BRIEF ▸ Write out each line from the data below that includes the word "不论木块是否固定".
>> Begin
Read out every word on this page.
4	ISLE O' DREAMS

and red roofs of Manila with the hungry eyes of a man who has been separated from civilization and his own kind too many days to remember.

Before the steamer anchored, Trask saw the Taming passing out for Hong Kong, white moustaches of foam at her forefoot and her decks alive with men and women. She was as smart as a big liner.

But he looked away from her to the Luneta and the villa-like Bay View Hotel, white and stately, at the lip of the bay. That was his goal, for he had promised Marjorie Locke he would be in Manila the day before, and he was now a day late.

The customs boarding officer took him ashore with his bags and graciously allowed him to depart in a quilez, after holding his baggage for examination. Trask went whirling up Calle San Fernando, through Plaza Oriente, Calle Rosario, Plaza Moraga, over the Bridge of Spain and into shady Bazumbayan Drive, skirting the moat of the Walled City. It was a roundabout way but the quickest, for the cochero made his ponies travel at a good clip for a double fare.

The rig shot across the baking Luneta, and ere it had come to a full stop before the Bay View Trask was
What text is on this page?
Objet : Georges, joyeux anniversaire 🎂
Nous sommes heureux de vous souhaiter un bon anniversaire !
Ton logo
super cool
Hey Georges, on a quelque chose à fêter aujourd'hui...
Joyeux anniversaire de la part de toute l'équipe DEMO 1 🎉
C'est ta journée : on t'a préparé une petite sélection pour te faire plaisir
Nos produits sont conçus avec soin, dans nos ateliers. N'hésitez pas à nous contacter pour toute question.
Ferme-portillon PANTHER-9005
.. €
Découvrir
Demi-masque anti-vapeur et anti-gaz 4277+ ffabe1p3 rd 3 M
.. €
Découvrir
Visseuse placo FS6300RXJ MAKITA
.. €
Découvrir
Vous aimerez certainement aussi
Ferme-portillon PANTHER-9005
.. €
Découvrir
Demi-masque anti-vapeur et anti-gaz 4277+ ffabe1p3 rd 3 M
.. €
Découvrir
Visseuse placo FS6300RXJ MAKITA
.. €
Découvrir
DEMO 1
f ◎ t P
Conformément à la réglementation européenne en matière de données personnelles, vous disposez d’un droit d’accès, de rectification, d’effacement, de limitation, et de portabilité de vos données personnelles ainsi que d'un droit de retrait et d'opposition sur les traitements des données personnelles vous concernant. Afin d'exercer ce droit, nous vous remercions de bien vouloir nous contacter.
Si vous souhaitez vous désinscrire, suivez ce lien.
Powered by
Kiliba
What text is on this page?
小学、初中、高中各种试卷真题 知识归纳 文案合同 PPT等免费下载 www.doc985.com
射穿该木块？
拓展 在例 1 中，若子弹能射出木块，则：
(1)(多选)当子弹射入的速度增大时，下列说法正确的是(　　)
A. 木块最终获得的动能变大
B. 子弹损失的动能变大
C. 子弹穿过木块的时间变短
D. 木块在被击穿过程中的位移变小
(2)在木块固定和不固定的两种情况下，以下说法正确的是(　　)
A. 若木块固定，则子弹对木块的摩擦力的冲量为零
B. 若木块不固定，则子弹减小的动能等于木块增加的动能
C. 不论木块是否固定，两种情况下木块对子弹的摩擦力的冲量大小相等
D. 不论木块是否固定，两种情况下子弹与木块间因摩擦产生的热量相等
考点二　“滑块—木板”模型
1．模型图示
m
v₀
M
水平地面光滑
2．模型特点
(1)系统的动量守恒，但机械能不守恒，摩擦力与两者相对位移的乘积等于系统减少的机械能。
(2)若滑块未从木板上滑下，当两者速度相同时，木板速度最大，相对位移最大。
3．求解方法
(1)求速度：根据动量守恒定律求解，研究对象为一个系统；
>> End
SOLUTION TO THIS TASK ▸
C. 不论木块是否固定，两种情况下木块对子弹的摩擦力的冲量大小相等
D. 不论木块是否固定，两种情况下子弹与木块间因摩擦产生的热量相等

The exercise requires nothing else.